Activity: All pictures are to be dropped, and the remaining data set down exactly.

Source data:
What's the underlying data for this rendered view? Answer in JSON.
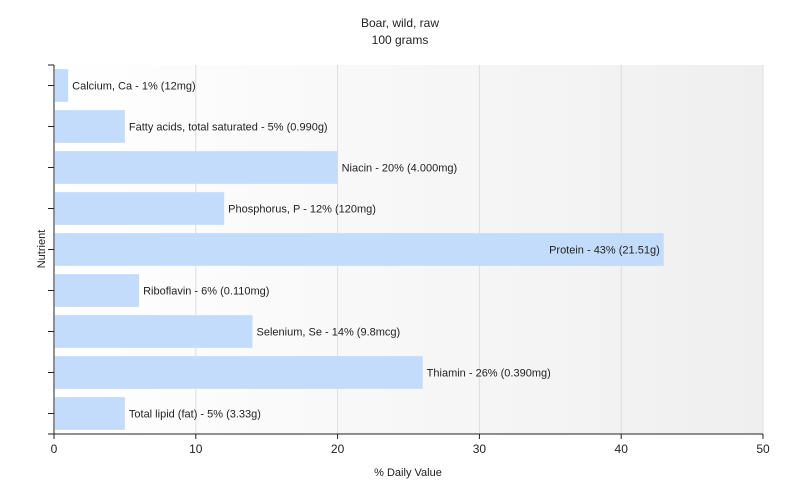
{
  "chart_data": {
    "type": "bar",
    "orientation": "horizontal",
    "title": "Boar, wild, raw",
    "subtitle": "100 grams",
    "xlabel": "% Daily Value",
    "ylabel": "Nutrient",
    "xlim": [
      0,
      50
    ],
    "xticks": [
      0,
      10,
      20,
      30,
      40,
      50
    ],
    "grid": true,
    "bar_color": "#c4dcfb",
    "categories": [
      "Calcium, Ca",
      "Fatty acids, total saturated",
      "Niacin",
      "Phosphorus, P",
      "Protein",
      "Riboflavin",
      "Selenium, Se",
      "Thiamin",
      "Total lipid (fat)"
    ],
    "values": [
      1,
      5,
      20,
      12,
      43,
      6,
      14,
      26,
      5
    ],
    "labels": [
      "Calcium, Ca - 1% (12mg)",
      "Fatty acids, total saturated - 5% (0.990g)",
      "Niacin - 20% (4.000mg)",
      "Phosphorus, P - 12% (120mg)",
      "Protein - 43% (21.51g)",
      "Riboflavin - 6% (0.110mg)",
      "Selenium, Se - 14% (9.8mcg)",
      "Thiamin - 26% (0.390mg)",
      "Total lipid (fat) - 5% (3.33g)"
    ]
  }
}
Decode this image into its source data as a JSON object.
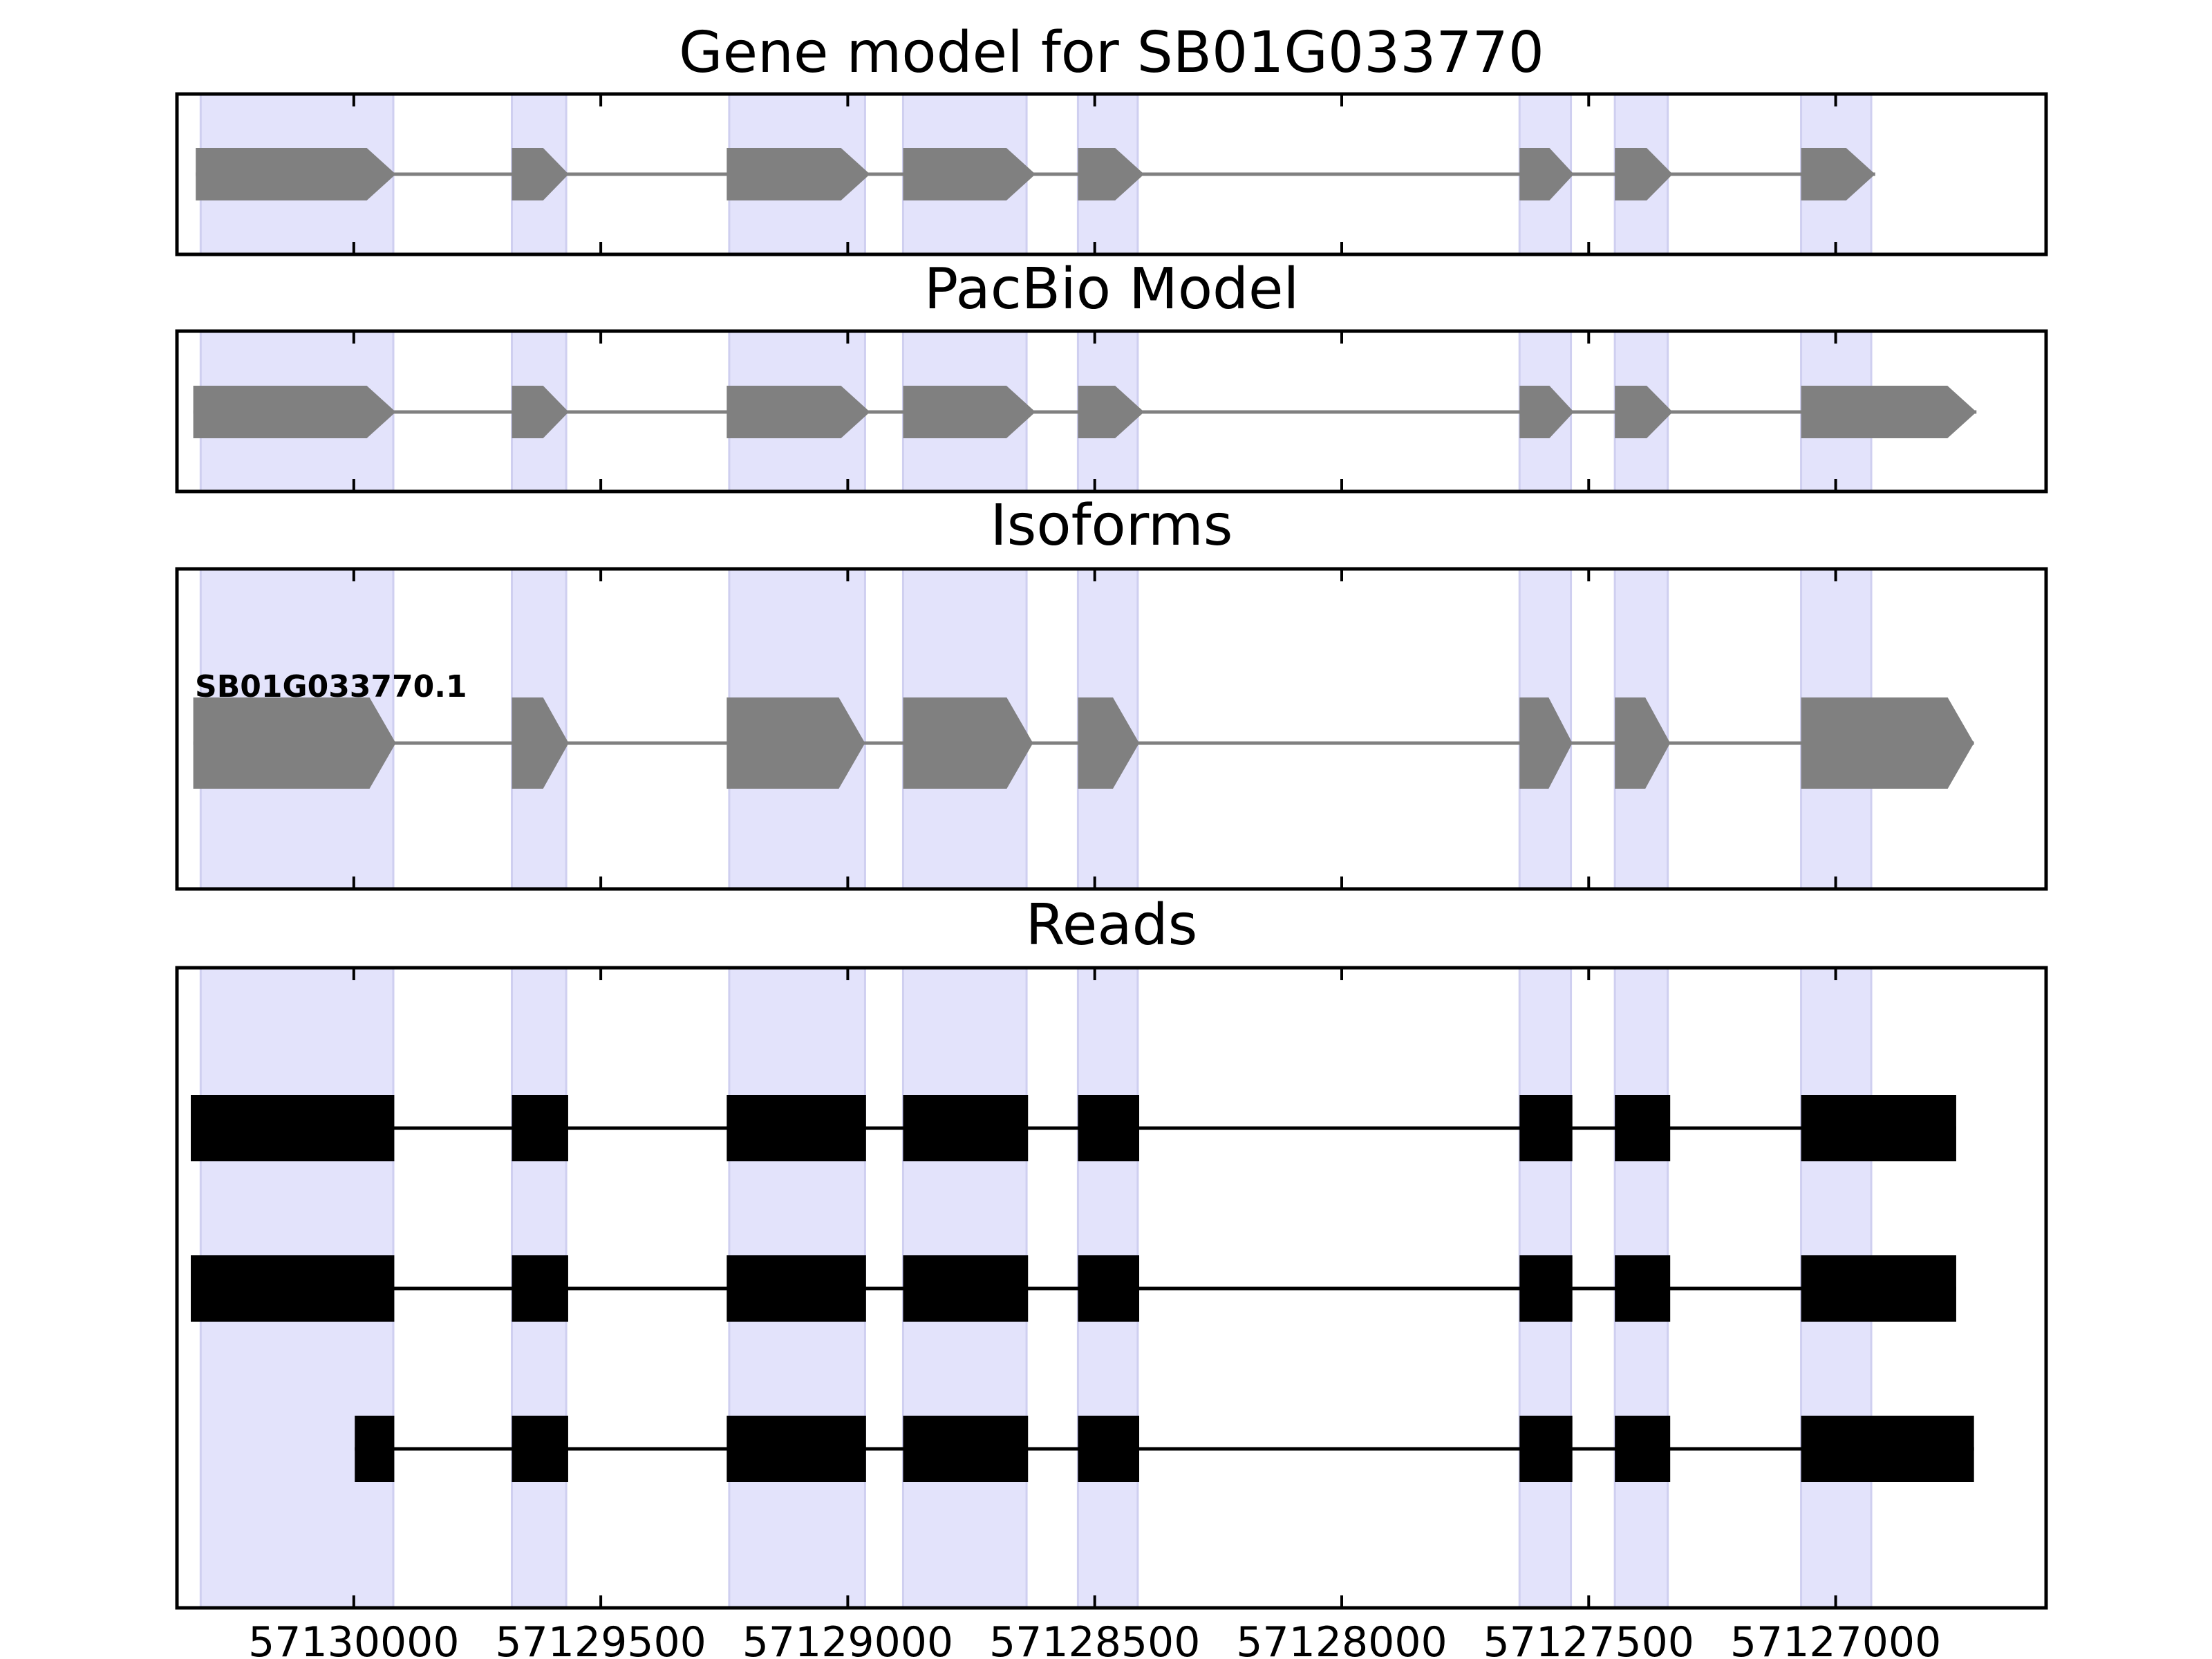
{
  "chart_data": {
    "type": "gene-structure",
    "coordinates": "genomic position, decreasing left to right",
    "xlim": [
      57130358,
      57126574
    ],
    "xticks": [
      57130000,
      57129500,
      57129000,
      57128500,
      57128000,
      57127500,
      57127000
    ],
    "xtick_labels": [
      "57130000",
      "57129500",
      "57129000",
      "57128500",
      "57128000",
      "57127500",
      "57127000"
    ],
    "highlight_exons": [
      [
        57130310,
        57129920
      ],
      [
        57129680,
        57129570
      ],
      [
        57129240,
        57128965
      ],
      [
        57128888,
        57128638
      ],
      [
        57128534,
        57128413
      ],
      [
        57127640,
        57127536
      ],
      [
        57127447,
        57127340
      ],
      [
        57127070,
        57126928
      ]
    ],
    "highlight_color": "#e3e3fb",
    "panels": [
      {
        "id": "gene-model",
        "title": "Gene model for SB01G033770",
        "style": "arrow",
        "color": "#808080",
        "tracks": [
          {
            "label": "",
            "exons": [
              [
                57130320,
                57129915
              ],
              [
                57129680,
                57129565
              ],
              [
                57129245,
                57128955
              ],
              [
                57128888,
                57128620
              ],
              [
                57128534,
                57128400
              ],
              [
                57127640,
                57127530
              ],
              [
                57127447,
                57127330
              ],
              [
                57127070,
                57126920
              ]
            ]
          }
        ]
      },
      {
        "id": "pacbio-model",
        "title": "PacBio Model",
        "style": "arrow",
        "color": "#808080",
        "tracks": [
          {
            "label": "",
            "exons": [
              [
                57130325,
                57129915
              ],
              [
                57129680,
                57129565
              ],
              [
                57129245,
                57128955
              ],
              [
                57128888,
                57128620
              ],
              [
                57128534,
                57128400
              ],
              [
                57127640,
                57127530
              ],
              [
                57127447,
                57127330
              ],
              [
                57127070,
                57126715
              ]
            ]
          }
        ]
      },
      {
        "id": "isoforms",
        "title": "Isoforms",
        "style": "arrow",
        "color": "#808080",
        "tracks": [
          {
            "label": "SB01G033770.1",
            "exons": [
              [
                57130325,
                57129915
              ],
              [
                57129680,
                57129565
              ],
              [
                57129245,
                57128965
              ],
              [
                57128888,
                57128625
              ],
              [
                57128534,
                57128410
              ],
              [
                57127640,
                57127533
              ],
              [
                57127447,
                57127335
              ],
              [
                57127070,
                57126720
              ]
            ]
          }
        ]
      },
      {
        "id": "reads",
        "title": "Reads",
        "style": "box",
        "color": "#000000",
        "tracks": [
          {
            "label": "",
            "exons": [
              [
                57130330,
                57129918
              ],
              [
                57129680,
                57129566
              ],
              [
                57129245,
                57128963
              ],
              [
                57128888,
                57128635
              ],
              [
                57128534,
                57128410
              ],
              [
                57127640,
                57127533
              ],
              [
                57127447,
                57127335
              ],
              [
                57127070,
                57126756
              ]
            ]
          },
          {
            "label": "",
            "exons": [
              [
                57130330,
                57129918
              ],
              [
                57129680,
                57129566
              ],
              [
                57129245,
                57128963
              ],
              [
                57128888,
                57128635
              ],
              [
                57128534,
                57128410
              ],
              [
                57127640,
                57127533
              ],
              [
                57127447,
                57127335
              ],
              [
                57127070,
                57126756
              ]
            ]
          },
          {
            "label": "",
            "exons": [
              [
                57129998,
                57129918
              ],
              [
                57129680,
                57129566
              ],
              [
                57129245,
                57128963
              ],
              [
                57128888,
                57128635
              ],
              [
                57128534,
                57128410
              ],
              [
                57127640,
                57127533
              ],
              [
                57127447,
                57127335
              ],
              [
                57127070,
                57126720
              ]
            ]
          }
        ]
      }
    ]
  }
}
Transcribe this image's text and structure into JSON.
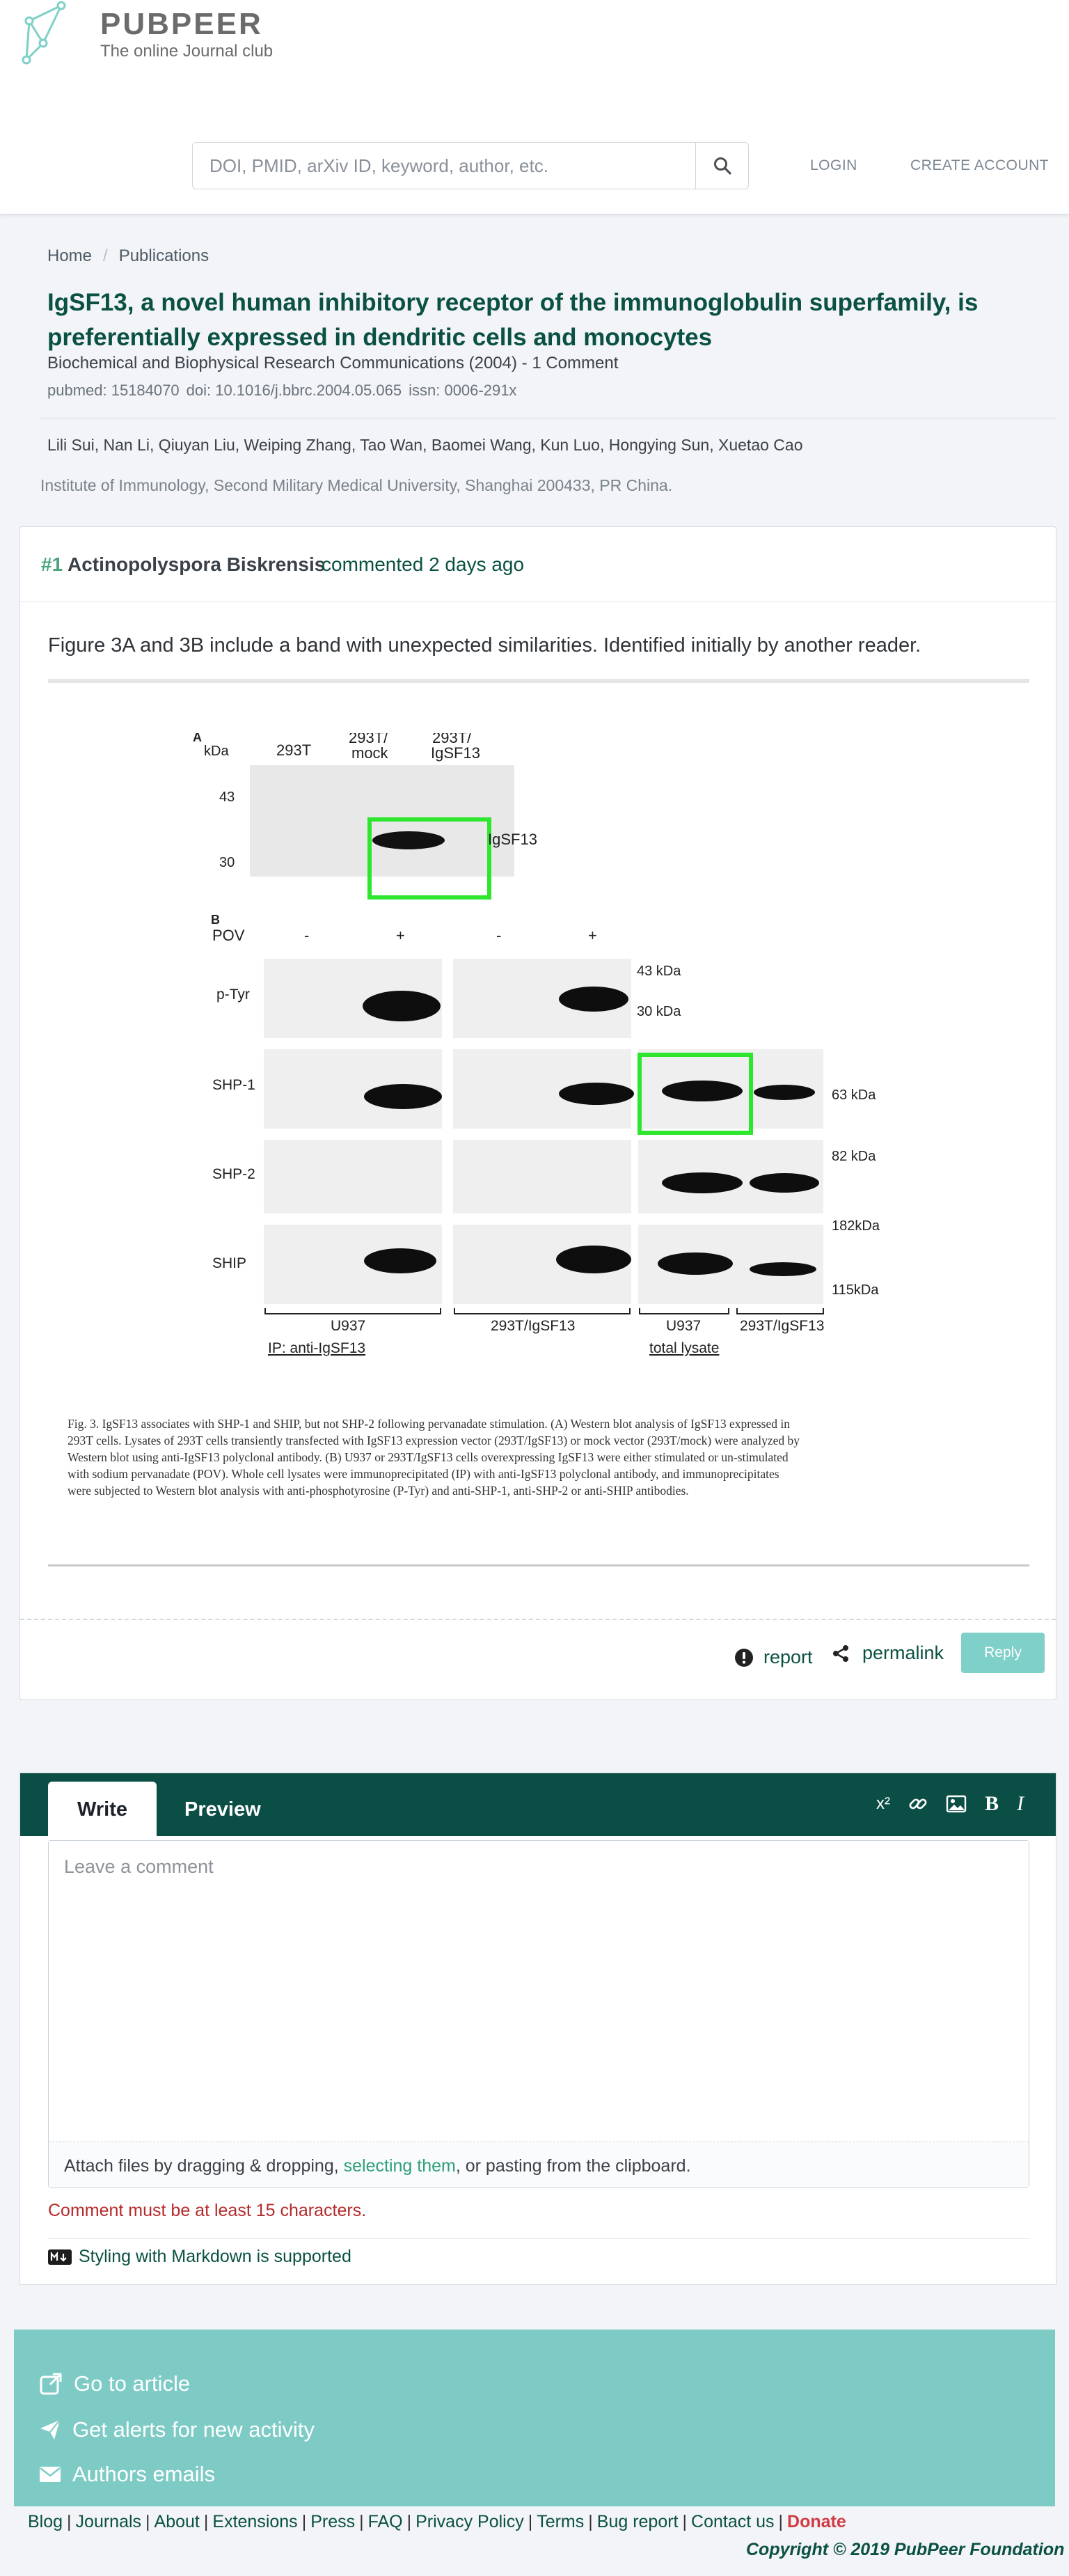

Task response:
What's the underlying data for this rendered view? Answer in JSON.
{
  "chart_data": {
    "type": "bar",
    "orientation": "horizontal",
    "title": "Boar, wild, raw",
    "subtitle": "100 grams",
    "xlabel": "% Daily Value",
    "ylabel": "Nutrient",
    "xlim": [
      0,
      50
    ],
    "xticks": [
      0,
      10,
      20,
      30,
      40,
      50
    ],
    "grid": true,
    "bar_color": "#c4dcfb",
    "categories": [
      "Calcium, Ca",
      "Fatty acids, total saturated",
      "Niacin",
      "Phosphorus, P",
      "Protein",
      "Riboflavin",
      "Selenium, Se",
      "Thiamin",
      "Total lipid (fat)"
    ],
    "values": [
      1,
      5,
      20,
      12,
      43,
      6,
      14,
      26,
      5
    ],
    "labels": [
      "Calcium, Ca - 1% (12mg)",
      "Fatty acids, total saturated - 5% (0.990g)",
      "Niacin - 20% (4.000mg)",
      "Phosphorus, P - 12% (120mg)",
      "Protein - 43% (21.51g)",
      "Riboflavin - 6% (0.110mg)",
      "Selenium, Se - 14% (9.8mcg)",
      "Thiamin - 26% (0.390mg)",
      "Total lipid (fat) - 5% (3.33g)"
    ]
  }
}
Decode this image into its source data as a JSON object.
{
  "chart_data": {
    "type": "gene-structure",
    "coordinates": "genomic position, decreasing left to right",
    "xlim": [
      57130358,
      57126574
    ],
    "xticks": [
      57130000,
      57129500,
      57129000,
      57128500,
      57128000,
      57127500,
      57127000
    ],
    "xtick_labels": [
      "57130000",
      "57129500",
      "57129000",
      "57128500",
      "57128000",
      "57127500",
      "57127000"
    ],
    "highlight_exons": [
      [
        57130310,
        57129920
      ],
      [
        57129680,
        57129570
      ],
      [
        57129240,
        57128965
      ],
      [
        57128888,
        57128638
      ],
      [
        57128534,
        57128413
      ],
      [
        57127640,
        57127536
      ],
      [
        57127447,
        57127340
      ],
      [
        57127070,
        57126928
      ]
    ],
    "highlight_color": "#e3e3fb",
    "panels": [
      {
        "id": "gene-model",
        "title": "Gene model for SB01G033770",
        "style": "arrow",
        "color": "#808080",
        "tracks": [
          {
            "label": "",
            "exons": [
              [
                57130320,
                57129915
              ],
              [
                57129680,
                57129565
              ],
              [
                57129245,
                57128955
              ],
              [
                57128888,
                57128620
              ],
              [
                57128534,
                57128400
              ],
              [
                57127640,
                57127530
              ],
              [
                57127447,
                57127330
              ],
              [
                57127070,
                57126920
              ]
            ]
          }
        ]
      },
      {
        "id": "pacbio-model",
        "title": "PacBio Model",
        "style": "arrow",
        "color": "#808080",
        "tracks": [
          {
            "label": "",
            "exons": [
              [
                57130325,
                57129915
              ],
              [
                57129680,
                57129565
              ],
              [
                57129245,
                57128955
              ],
              [
                57128888,
                57128620
              ],
              [
                57128534,
                57128400
              ],
              [
                57127640,
                57127530
              ],
              [
                57127447,
                57127330
              ],
              [
                57127070,
                57126715
              ]
            ]
          }
        ]
      },
      {
        "id": "isoforms",
        "title": "Isoforms",
        "style": "arrow",
        "color": "#808080",
        "tracks": [
          {
            "label": "SB01G033770.1",
            "exons": [
              [
                57130325,
                57129915
              ],
              [
                57129680,
                57129565
              ],
              [
                57129245,
                57128965
              ],
              [
                57128888,
                57128625
              ],
              [
                57128534,
                57128410
              ],
              [
                57127640,
                57127533
              ],
              [
                57127447,
                57127335
              ],
              [
                57127070,
                57126720
              ]
            ]
          }
        ]
      },
      {
        "id": "reads",
        "title": "Reads",
        "style": "box",
        "color": "#000000",
        "tracks": [
          {
            "label": "",
            "exons": [
              [
                57130330,
                57129918
              ],
              [
                57129680,
                57129566
              ],
              [
                57129245,
                57128963
              ],
              [
                57128888,
                57128635
              ],
              [
                57128534,
                57128410
              ],
              [
                57127640,
                57127533
              ],
              [
                57127447,
                57127335
              ],
              [
                57127070,
                57126756
              ]
            ]
          },
          {
            "label": "",
            "exons": [
              [
                57130330,
                57129918
              ],
              [
                57129680,
                57129566
              ],
              [
                57129245,
                57128963
              ],
              [
                57128888,
                57128635
              ],
              [
                57128534,
                57128410
              ],
              [
                57127640,
                57127533
              ],
              [
                57127447,
                57127335
              ],
              [
                57127070,
                57126756
              ]
            ]
          },
          {
            "label": "",
            "exons": [
              [
                57129998,
                57129918
              ],
              [
                57129680,
                57129566
              ],
              [
                57129245,
                57128963
              ],
              [
                57128888,
                57128635
              ],
              [
                57128534,
                57128410
              ],
              [
                57127640,
                57127533
              ],
              [
                57127447,
                57127335
              ],
              [
                57127070,
                57126720
              ]
            ]
          }
        ]
      }
    ]
  }
}
Transcribe this image's text and structure into JSON.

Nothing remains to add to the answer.